_Given request A_
Summarize the sermon passage on the exalting of the "low tree" in two sentences.
_Given request B_
In the sermon passage on the exalting of the "low tree," what three things is the low tree said never to be exalted into?
_Given request C_
Write the paragraph that follows the last one in the sermon passage on the exalting of the "low tree."

Now this "low tree" the Lord has promised to "exalt." But he will never "exalt the low tree" in SELF. The wise man shall not "glory in his wisdom," the strong man shall not "glory in his strength;" but "he that glories" shall "glory in this, that he knows the Lord." "In the Lord shall all the seed of Israel be justified, and shall glory." "He that glories, let him glory in the Lord." When "the low tree," therefore, is "exalted," it is by some sweet manifestation of the blood and love of Jesus to his soul; it is by lifting him up out of the mire and out of the ash-heap, and "setting him among princes," and making him "inherit the throne of glory;" it is by Jesus sweetly coming into his heart and conscience, sprinkling it with his atoning blood, bedewing it with the drops of his favor, discovering his glorious righteousness, and binding up every bleeding wound.
Then the "low tree" is "exalted," when he is sweetly and blessedly lifted up by manifestations of Divine favor; when the showers of the "early and the latter rain" drop into his parched heart; and he is able to see his name cut upon Jesus' heart, and worn upon Jesus' shoulder, and has a sweet and blessed testimony in his conscience, that he is savingly interested in that love which knows no bounds, which has neither length nor breadth, nor height nor depth, but passes knowledge. Then he is "exalted." But he is never exalted into presumptuous confidence; he is never exalted into fleshly liberty; he is never exalted into self-righteousness. The more he is exalted, the more is he humbled; the higher he rises, the lower he falls; and the clearer views he has of his saving interest in Jesus, the more is his soul melted within him, the more is his heart broken, the more is his conscience made tender; and be cannot find any place too low for him to sink into, the more the Lord sheds abroad and manifests his favor and his love to his soul.
Oh! this is the only exaltation, friends, which is really worth coveting; not to soar high into the air, and to tower aloft into presumptuous notions, but to be exalted to lie at the feet of the Savior, to lean the head upon the bosom of Jesus, to be exalted not in self, but in Christ, so as to have a sweet manifestation of Christ's eternal and dying love to our souls. This is the exaltation which a broken heart covets; and it covets, and can have, and desires to have none other.

(Records of where elements appear)
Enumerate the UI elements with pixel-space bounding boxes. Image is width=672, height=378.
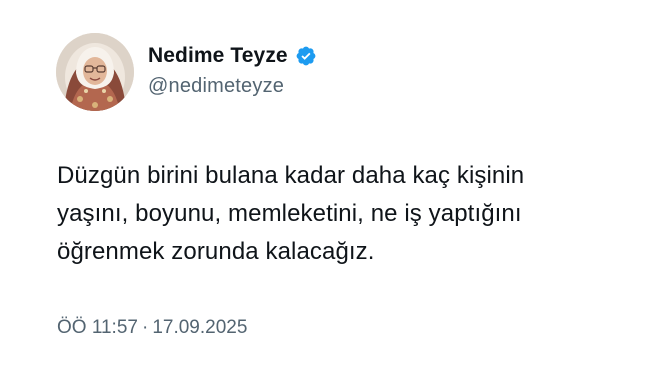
tweet-time[interactable]: ÖÖ 11:57	[57, 317, 138, 338]
tweet-text-line: Düzgün birini bulana kadar daha kaç kişi…	[57, 162, 525, 189]
timestamp-row[interactable]: ÖÖ 11:57 · 17.09.2025	[57, 317, 247, 339]
display-name[interactable]: Nedime Teyze	[148, 44, 288, 68]
user-handle[interactable]: @nedimeteyze	[148, 75, 284, 98]
timestamp-separator: ·	[141, 317, 149, 338]
tweet-text: Düzgün birini bulana kadar daha kaç kişi…	[57, 157, 657, 271]
avatar[interactable]	[56, 33, 134, 111]
tweet-text-line: yaşını, boyunu, memleketini, ne iş yaptı…	[57, 200, 522, 227]
tweet-card: Nedime Teyze @nedimeteyze Düzgün birini …	[0, 0, 672, 378]
tweet-text-line: öğrenmek zorunda kalacağız.	[57, 238, 375, 265]
verified-badge-icon	[295, 45, 317, 67]
tweet-date[interactable]: 17.09.2025	[152, 317, 247, 338]
avatar-image	[56, 33, 134, 111]
author-name-row: Nedime Teyze	[148, 41, 317, 71]
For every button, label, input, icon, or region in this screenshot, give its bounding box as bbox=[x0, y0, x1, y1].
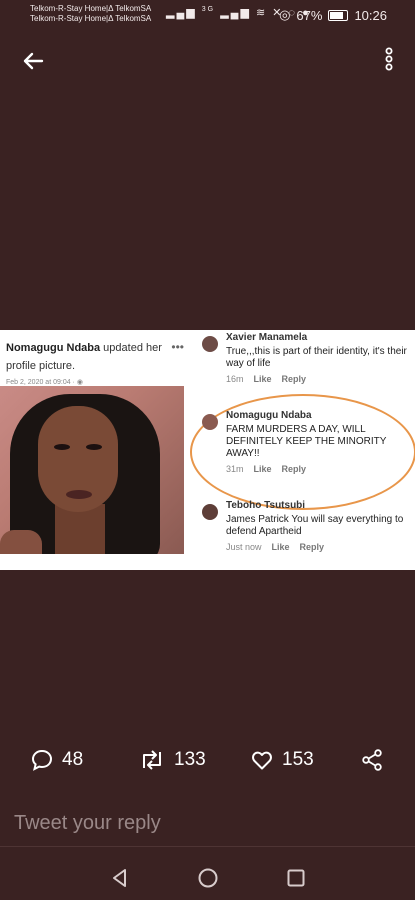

_Exercise result A_
The passage holds that the Lord exalts the "low tree" never in self but through sweet manifestations of the blood and love of Jesus to the soul, such as sprinkling the conscience with atoning blood and binding up every bleeding wound. This exaltation never leads to presumptuous confidence, fleshly liberty or self-righteousness; the more the soul is exalted, the more it is humbled, and exaltation in Christ is the only kind a broken heart covets.

_Exercise result B_
It is never exalted into presumptuous confidence, fleshly liberty, or self-righteousness.

_Exercise result C_
III.But we pass on to consider another tree of which the Lord speaks, and another work which the Lord here promises to do. "I the Lord have brought down the high tree, have exalted the low tree, have dried up the GREEN tree." Now, just in the same way as "the high tree" seems to shadow forth two characters that is, the presumptuous professor, and a child of God drawn aside by Satan's subtlety into presumption – so "the green tree" seems to set forth both a professor of religion, and also a child of God in the warmth of youthful zeal.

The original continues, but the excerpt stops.